**PROBLEM:**
Turn the lines of the records into a numbered list, leaving out blank lines.

**DATA SECTION:**
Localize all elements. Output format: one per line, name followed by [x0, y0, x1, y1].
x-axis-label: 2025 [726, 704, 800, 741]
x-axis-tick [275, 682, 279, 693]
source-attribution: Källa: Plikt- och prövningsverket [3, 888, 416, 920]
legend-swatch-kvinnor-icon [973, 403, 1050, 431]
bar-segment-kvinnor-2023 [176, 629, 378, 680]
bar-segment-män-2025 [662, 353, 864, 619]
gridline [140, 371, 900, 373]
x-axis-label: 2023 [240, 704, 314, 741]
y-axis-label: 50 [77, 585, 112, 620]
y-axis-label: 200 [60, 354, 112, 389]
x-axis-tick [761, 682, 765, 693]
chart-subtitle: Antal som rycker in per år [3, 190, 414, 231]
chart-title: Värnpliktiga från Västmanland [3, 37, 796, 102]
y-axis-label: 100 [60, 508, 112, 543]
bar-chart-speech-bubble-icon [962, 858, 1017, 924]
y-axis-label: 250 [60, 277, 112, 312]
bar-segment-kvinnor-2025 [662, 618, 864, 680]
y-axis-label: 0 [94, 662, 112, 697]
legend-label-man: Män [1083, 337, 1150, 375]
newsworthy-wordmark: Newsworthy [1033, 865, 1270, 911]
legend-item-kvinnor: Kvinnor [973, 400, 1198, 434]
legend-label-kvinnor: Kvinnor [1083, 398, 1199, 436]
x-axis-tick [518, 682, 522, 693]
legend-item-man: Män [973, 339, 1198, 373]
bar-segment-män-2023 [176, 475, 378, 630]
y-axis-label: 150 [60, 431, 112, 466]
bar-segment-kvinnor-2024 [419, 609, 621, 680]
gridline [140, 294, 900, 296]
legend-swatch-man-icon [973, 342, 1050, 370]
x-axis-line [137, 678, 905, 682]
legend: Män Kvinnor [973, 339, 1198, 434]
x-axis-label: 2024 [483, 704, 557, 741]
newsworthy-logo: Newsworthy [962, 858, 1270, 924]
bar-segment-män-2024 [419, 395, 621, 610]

**OUTPUT OF THE TASK:**
1. Localize all elements. Output format: one per line, name followed by [x0, y0, x1, y1].
2. x-axis-label: 2025 [726, 704, 800, 741]
3. x-axis-tick [275, 682, 279, 693]
4. source-attribution: Källa: Plikt- och prövningsverket [3, 888, 416, 920]
5. legend-swatch-kvinnor-icon [973, 403, 1050, 431]
6. bar-segment-kvinnor-2023 [176, 629, 378, 680]
7. bar-segment-män-2025 [662, 353, 864, 619]
8. gridline [140, 371, 900, 373]
9. x-axis-label: 2023 [240, 704, 314, 741]
10. y-axis-label: 50 [77, 585, 112, 620]
11. y-axis-label: 200 [60, 354, 112, 389]
12. x-axis-tick [761, 682, 765, 693]
13. chart-subtitle: Antal som rycker in per år [3, 190, 414, 231]
14. chart-title: Värnpliktiga från Västmanland [3, 37, 796, 102]
15. y-axis-label: 100 [60, 508, 112, 543]
16. bar-chart-speech-bubble-icon [962, 858, 1017, 924]
17. y-axis-label: 250 [60, 277, 112, 312]
18. bar-segment-kvinnor-2025 [662, 618, 864, 680]
19. y-axis-label: 0 [94, 662, 112, 697]
20. legend-label-man: Män [1083, 337, 1150, 375]
21. newsworthy-wordmark: Newsworthy [1033, 865, 1270, 911]
22. legend-item-kvinnor: Kvinnor [973, 400, 1198, 434]
23. legend-label-kvinnor: Kvinnor [1083, 398, 1199, 436]
24. x-axis-tick [518, 682, 522, 693]
25. legend-item-man: Män [973, 339, 1198, 373]
26. bar-segment-män-2023 [176, 475, 378, 630]
27. y-axis-label: 150 [60, 431, 112, 466]
28. bar-segment-kvinnor-2024 [419, 609, 621, 680]
29. gridline [140, 294, 900, 296]
30. legend-swatch-man-icon [973, 342, 1050, 370]
31. x-axis-line [137, 678, 905, 682]
32. legend: Män Kvinnor [973, 339, 1198, 434]
33. x-axis-label: 2024 [483, 704, 557, 741]
34. newsworthy-logo: Newsworthy [962, 858, 1270, 924]
35. bar-segment-män-2024 [419, 395, 621, 610]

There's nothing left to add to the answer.